* INSTRUCTIONS FOR THE TASK
Copy the data below exactly, omitting any picture it contains.

═══ ITEMS

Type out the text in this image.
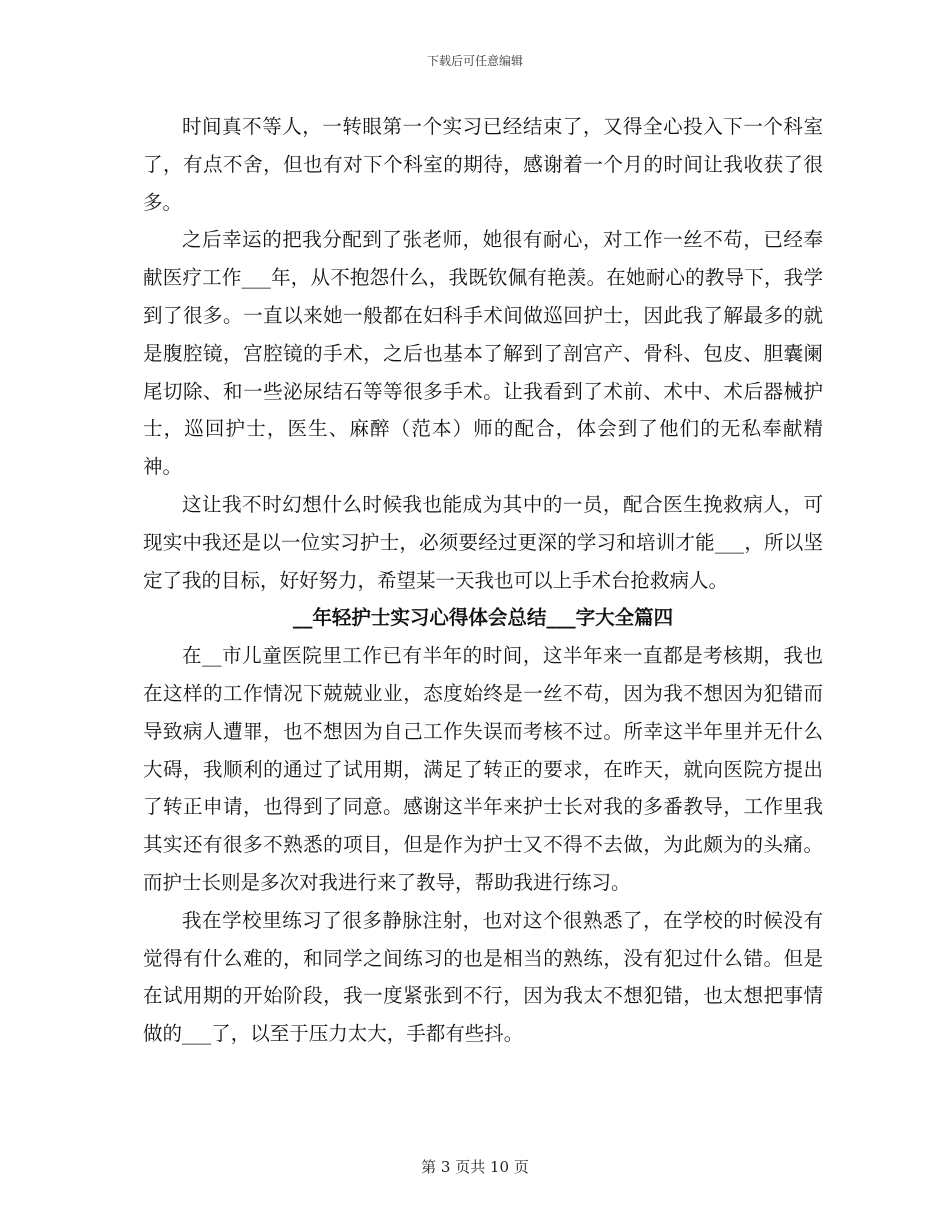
下载后可任意编辑

时间真不等人，一转眼第一个实习已经结束了，又得全心投入下一个科室了，有点不舍，但也有对下个科室的期待，感谢着一个月的时间让我收获了很多。

之后幸运的把我分配到了张老师，她很有耐心，对工作一丝不苟，已经奉献医疗工作___年，从不抱怨什么，我既钦佩有艳羡。在她耐心的教导下，我学到了很多。一直以来她一般都在妇科手术间做巡回护士，因此我了解最多的就是腹腔镜，宫腔镜的手术，之后也基本了解到了剖宫产、骨科、包皮、胆囊阑尾切除、和一些泌尿结石等等很多手术。让我看到了术前、术中、术后器械护士，巡回护士，医生、麻醉（范本）师的配合，体会到了他们的无私奉献精神。

这让我不时幻想什么时候我也能成为其中的一员，配合医生挽救病人，可现实中我还是以一位实习护士，必须要经过更深的学习和培训才能___，所以坚定了我的目标，好好努力，希望某一天我也可以上手术台抢救病人。

__年轻护士实习心得体会总结___字大全篇四

在__市儿童医院里工作已有半年的时间，这半年来一直都是考核期，我也在这样的工作情况下兢兢业业，态度始终是一丝不苟，因为我不想因为犯错而导致病人遭罪，也不想因为自己工作失误而考核不过。所幸这半年里并无什么大碍，我顺利的通过了试用期，满足了转正的要求，在昨天，就向医院方提出了转正申请，也得到了同意。感谢这半年来护士长对我的多番教导，工作里我其实还有很多不熟悉的项目，但是作为护士又不得不去做，为此颇为的头痛。而护士长则是多次对我进行来了教导，帮助我进行练习。

我在学校里练习了很多静脉注射，也对这个很熟悉了，在学校的时候没有觉得有什么难的，和同学之间练习的也是相当的熟练，没有犯过什么错。但是在试用期的开始阶段，我一度紧张到不行，因为我太不想犯错，也太想把事情做的___了，以至于压力太大，手都有些抖。

第 3 页共 10 页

══════

* ANSWER FOR THIS EXERCISE
Type out the text in this image.
下载后可任意编辑

时间真不等人，一转眼第一个实习已经结束了，又得全心投入下一个科室了，有点不舍，但也有对下个科室的期待，感谢着一个月的时间让我收获了很多。

之后幸运的把我分配到了张老师，她很有耐心，对工作一丝不苟，已经奉献医疗工作___年，从不抱怨什么，我既钦佩有艳羡。在她耐心的教导下，我学到了很多。一直以来她一般都在妇科手术间做巡回护士，因此我了解最多的就是腹腔镜，宫腔镜的手术，之后也基本了解到了剖宫产、骨科、包皮、胆囊阑尾切除、和一些泌尿结石等等很多手术。让我看到了术前、术中、术后器械护士，巡回护士，医生、麻醉（范本）师的配合，体会到了他们的无私奉献精神。

这让我不时幻想什么时候我也能成为其中的一员，配合医生挽救病人，可现实中我还是以一位实习护士，必须要经过更深的学习和培训才能___，所以坚定了我的目标，好好努力，希望某一天我也可以上手术台抢救病人。

__年轻护士实习心得体会总结___字大全篇四

在__市儿童医院里工作已有半年的时间，这半年来一直都是考核期，我也在这样的工作情况下兢兢业业，态度始终是一丝不苟，因为我不想因为犯错而导致病人遭罪，也不想因为自己工作失误而考核不过。所幸这半年里并无什么大碍，我顺利的通过了试用期，满足了转正的要求，在昨天，就向医院方提出了转正申请，也得到了同意。感谢这半年来护士长对我的多番教导，工作里我其实还有很多不熟悉的项目，但是作为护士又不得不去做，为此颇为的头痛。而护士长则是多次对我进行来了教导，帮助我进行练习。

我在学校里练习了很多静脉注射，也对这个很熟悉了，在学校的时候没有觉得有什么难的，和同学之间练习的也是相当的熟练，没有犯过什么错。但是在试用期的开始阶段，我一度紧张到不行，因为我太不想犯错，也太想把事情做的___了，以至于压力太大，手都有些抖。

第 3 页共 10 页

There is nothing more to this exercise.